Please copy every line of the records below that holds the word "пароходства".

-- Begin --

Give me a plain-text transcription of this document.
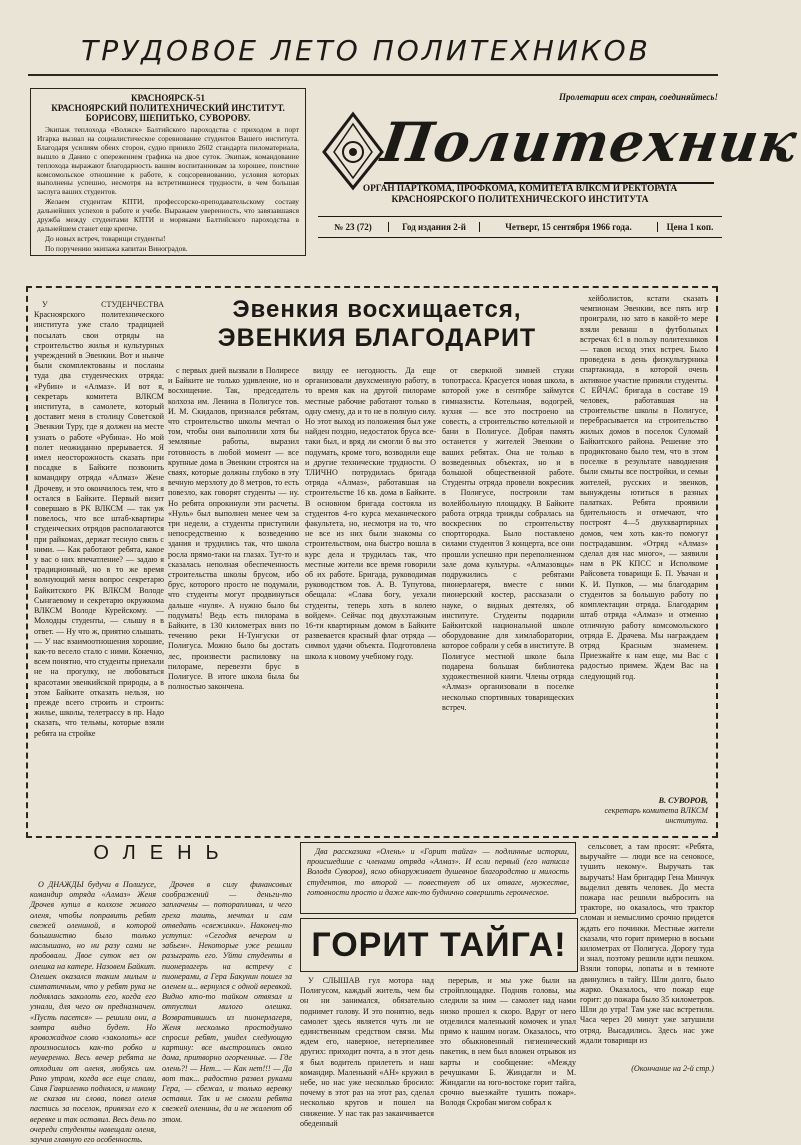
ТРУДОВОЕ ЛЕТО ПОЛИТЕХНИКОВ
КРАСНОЯРСК-51
КРАСНОЯРСКИЙ ПОЛИТЕХНИЧЕСКИЙ ИНСТИТУТ.
БОРИСОВУ, ШЕПИТЬКО, СУВОРОВУ.

Экипаж теплохода «Волжск» Балтийского пароходства с приходом в порт Игарка вызвал на социалистическое соревнование студентов Вашего института. Благодаря усилиям обеих сторон, судно приняло 2602 стандарта пиломатериала, вышло в Данию с опережением графика на двое суток. Экипаж, командование теплохода выражают благодарность вашим воспитанникам за хорошее, поистине комсомольское отношение к работе, к соцсоревнованию, условия которых выполнены успешно, несмотря на встретившиеся трудности, в чем большая заслуга ваших студентов.

Желаем студентам КПТИ, профессорско-преподавательскому составу дальнейших успехов в работе и учебе. Выражаем уверенность, что завязавшаяся дружба между студентами КПТИ и моряками Балтийского пароходства в дальнейшем станет еще крепче.

До новых встреч, товарищи студенты!

По поручению экипажа капитан Виноградов.

Пролетарии всех стран, соединяйтесь!
Политехник
ОРГАН ПАРТКОМА, ПРОФКОМА, КОМИТЕТА ВЛКСМ И РЕКТОРАТА КРАСНОЯРСКОГО ПОЛИТЕХНИЧЕСКОГО ИНСТИТУТА
№ 23 (72)	Год издания 2-й	Четверг, 15 сентября 1966 года.	Цена 1 коп.
Эвенкия восхищается,
ЭВЕНКИЯ БЛАГОДАРИТ

У СТУДЕНЧЕСТВА Красноярского политехнического института уже стало традицией посылать свои отряды на строительство жилья и культурных учреждений в Эвенкии. Вот и нынче были скомплектованы и посланы туда два студенческих отряда: «Рубин» и «Алмаз». И вот я, секретарь комитета ВЛКСМ института, в самолете, который доставит меня в столицу Советской Эвенкии Туру, где я должен на месте узнать о работе «Рубина». Но мой полет неожиданно прерывается. Я имел неосторожность сказать при посадке в Байките позвонить командиру отряда «Алмаз» Жене Дрочеву, и это окончилось тем, что я остался в Байките. Первый визит совершаю в РК ВЛКСМ — так уж повелось, что все штаб-квартиры студенческих отрядов располагаются при райкомах, держат тесную связь с ними. — Как работают ребята, какое у вас о них впечатление? — задаю я традиционный, но в то же время волнующий меня вопрос секретарю Байкитского РК ВЛКСМ Володе Сынгаевому и секретарю окружкома ВЛКСМ Володе Курейскому. — Молодцы студенты, — слышу я в ответ. — Ну что ж, приятно слышать. — У нас взаимоотношения хорошие, как-то весело стало с ними. Конечно, всем понятно, что студенты приехали не на прогулку, не любоваться красотами эвенкийской природы, а в этом Байките отказать нельзя, но прежде всего строить и строить: жилье, школы, телетрассу в пр. Надо сказать, что тельмы, которые взяли ребята на стройке

с первых дней вызвали в Полиресе и Байките не только удивление, но и восхищение. Так, председатель колхоза им. Ленина в Полигусе тов. И. М. Скидалов, признался ребятам, что строительство школы мечтал о том, чтобы они выполнили хотя бы земляные работы, выразил готовность в любой момент — все крупные дома в Эвенкии строятся на сваях, которые должны глубоко в эту вечную мерзлоту до 8 метров, то есть повезло, как говорят студенты — ну. Но ребята опрокинули эти расчеты. «Нуль» был выполнен менее чем за три недели, а студенты приступили непосредственно к возведению здания и трудились так, что школа росла прямо-таки на глазах. Тут-то и сказалась неполная обеспеченность строительства школы брусом, ибо брус, которого просто не подумали, что студенты могут продвинуться дальше «нуля». А нужно было бы подумать! Ведь есть пилорама в Байките, в 130 километрах вниз по течению реки Н-Тунгуски от Полигуса. Можно было бы достать лес, произвести распиловку на пилораме, перевезти брус в Полигусе. В итоге школа была бы полностью закончена.

вилду ее негодность. Да еще организовали двухсменную работу, в то время как на другой пилораме местные рабочие работают только в одну смену, да и то не в полную силу. Но этот выход из положения был уже найден поздно, недостаток бруса все-таки был, и вряд ли смогли б вы это подумать, кроме того, возводили еще и другие технические трудности. О ТЛИЧНО потрудилась бригада отряда «Алмаз», работавшая на строительстве 16 кв. дома в Байките. В основном бригада состояла из студентов 4-го курса механического факультета, но, несмотря на то, что не все из них были знакомы со строительством, она быстро вошла в курс дела и трудилась так, что местные жители все время говорили об их работе. Бригада, руководимая руководством тов. А. В. Тупутова, обещала: «Слава богу, уехали студенты, теперь хоть в колею войдем». Сейчас под двухэтажным 16-ти квартирным домом в Байките развевается красный флаг отряда — символ удачи объекта. Подготовлена школа к новому учебному году.

от сверкной зимней стужи топотрасса. Красуется новая школа, в которой уже в сентябре займутся гимназисты. Котельная, водогрей, кухня — все это построено на совесть, а строительство котельной и бани в Полигусе. Добрая память останется у жителей Эвенкии о ваших ребятах. Она не только в возведенных объектах, но и в большой общественной работе. Студенты отряда провели вокресник в Полигусе, построили там волейбольную площадку. В Байките работа отряда трижды собралась на воскресник по строительству спортгородка. Было поставлено силами студентов 3 концерта, все они прошли успешно при переполненном зале дома культуры. «Алмазовцы» подружились с ребятами пионерлагеря, вместе с ними пионерский костер, рассказали о науке, о видных деятелях, об институте. Студенты подарили Байкитской национальной школе оборудование для химлаборатории, которое собрали у себя в институте. В Полигусе местной школе была подарена большая библиотека художественной книги. Члены отряда «Алмаз» организовали в поселке несколько спортивных товарищеских встреч.

хейболистов, кстати сказать чемпионам Эвенкии, все пять игр проиграли, но зато в какой-то мере взяли реванш в футбольных встречах 6:1 в пользу политехников — таков исход этих встреч. Было проведена в день физкультурника спартакиада, в которой очень активное участие приняли студенты. С ЕЙЧАС бригада в составе 19 человек, работавшая на строительстве школы в Полигусе, перебрасывается на строительство жилых домов в поселок Суломай Байкитского района. Решение это продиктовано было тем, что в этом поселке в результате наводнения были смыты все постройки, и семьи жителей, русских и эвенков, вынуждены ютиться в разных палатках. Ребята проявили бдительность и отмечают, что построят 4—5 двухквартирных домов, чем хоть как-то помогут пострадавшим. «Отряд «Алмаз» сделал для нас много», — заявили нам в РК КПСС и Исполкоме Райсовета товарищи Б. П. Увачан и К. И. Пупков, — мы благодарим студентов за большую работу по комплектации отряда. Благодарим штаб отряда «Алмаз» и отменно отличную работу комсомольского отряда Е. Драчева. Мы награждаем отряд Красным знаменем. Приезжайте к нам еще, мы Вас с радостью примем. Ждем Вас на следующий год.

В. СУВОРОВ,
секретарь комитета ВЛКСМ института.
ОЛЕНЬ

О ДНАЖДЫ будучи в Полигусе, командир отряда «Алмаз» Женя Дрочев купил в колхозе живого оленя, чтобы поправить ребят свежей олениной, в которой большинство было только наслышано, но ни разу сами не пробовали. Двое суток вез он олешка на катере. Назовем Байкит. Олешек оказался таким милым и симпатичным, что у ребят рука не поднялась заколоть его, когда его узнали, для чего он предназначен. «Пусть пасется» — решили они, а завтра видно будет. Но кровожадное слово «заколоть» все произносилось как-то робко и неуверенно. Весь вечер ребята не отходили от оленя, любуясь им. Рано утром, когда все еще спали, Саня Гавриленко поднялся, и никому не сказав ни слова, повел оленя пастись за поселок, привязал его к веревке и так оставил. Весь день по очереди студенты навещали оленя, заучив главную его особенность.

Дрочев в силу финансовых соображений — деньги-то заплачены — поторапливал, и чего греха таить, мечтал и сам отведать «свежинки». Наконец-то уступил: «Сегодня вечером и забьем». Некоторые уже решили разыграть его. Уйти студенты в пионерлагерь на встречу с пионерами, а Гера Бакунин пошел за оленем и... вернулся с одной веревкой. Видно кто-то тайком отвязал и отпустил милого олешка. Возвратившись из пионерлагеря, Женя несколько простодушно спросил ребят, увидел следующую картину: все выстроились около дома, притворно огорченные. — Где олень?! — Нет... — Как нет!!! — Да вот так... радостно развел руками Гера, — сбежал, и только веревку оставил. Так и не смогли ребята свежей оленины, да и не жалеют об этом.

Два рассказика «Олень» и «Горит тайга» — подлинные истории, происшедшие с членами отряда «Алмаз». И если первый (его написал Володя Суворов), ясно обнаруживает душевное благородство и милость студентов, то второй — повествует об их отваге, мужестве, готовности просто и даже как-то буднично совершить героическое.

ГОРИТ ТАЙГА!

У СЛЫШАВ гул мотора над Полигусом, каждый житель, чем бы он ни занимался, обязательно поднимет голову. И это понятно, ведь самолет здесь является чуть ли не единственным средством связи. Мы ждем его, наверное, нетерпеливее других: приходит почта, а в этот день я был водитель прилететь и наш командир. Маленький «АН» кружил в небе, но нас уже несколько бросило: почему в этот раз на этот раз, сделал несколько кругов и пошел на снижение. У нас так раз заканчивается обеденный

перерыв, и мы уже были на стройплощадке. Подняв головы, мы следили за ним — самолет над нами низко прошел к скоро. Вдруг от него отделился маленький комочек и упал прямо к нашим ногам. Оказалось, что это обыкновенный гигиенический пакетик, в нем был вложен отрывок из карты и сообщение: «Между речушками Б. Жиндагли и М. Жиндагли на юго-востоке горит тайга, срочно выезжайте тушить пожар». Володя Скробан мигом собрал к

сельсовет, а там просят: «Ребята, выручайте — люди все на сенокосе, тушить некому». Выручать так выручать! Нам бригадир Гена Минчук выделил девять человек. До места пожара нас решили выбросить на тракторе, но оказалось, что трактор сломан и немыслимо срочно придется ждать его починки. Местные жители сказали, что горит примерно в восьми километрах от Полигуса. Дорогу туда и знал, поэтому решили идти пешком. Взяли топоры, лопаты и в темноте двинулись в тайгу. Шли долго, было жарко. Оказалось, что пожар еще горит: до пожара было 35 километров. Шли до утра! Там уже нас встретили. Часа через 20 минут уже затушили отряд. Высадились. Здесь нас уже ждали товарищи из

(Окончание на 2-й стр.)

-- End --

- **Final answer**:
Экипаж теплохода «Волжск» Балтийского пароходства с приходом в порт Игарка вызвал на социалистическое соревнование студентов Вашего института. Благодаря усилиям обеих сторон, судно приняло 2602 стандарта пиломатериала, вышло в Данию с опережением графика на двое суток. Экипаж, командование теплохода выражают благодарность вашим воспитанникам за хорошее, поистине комсомольское отношение к работе, к соцсоревнованию, условия которых выполнены успешно, несмотря на встретившиеся трудности, в чем большая заслуга ваших студентов.
Желаем студентам КПТИ, профессорско-преподавательскому составу дальнейших успехов в работе и учебе. Выражаем уверенность, что завязавшаяся дружба между студентами КПТИ и моряками Балтийского пароходства в дальнейшем станет еще крепче.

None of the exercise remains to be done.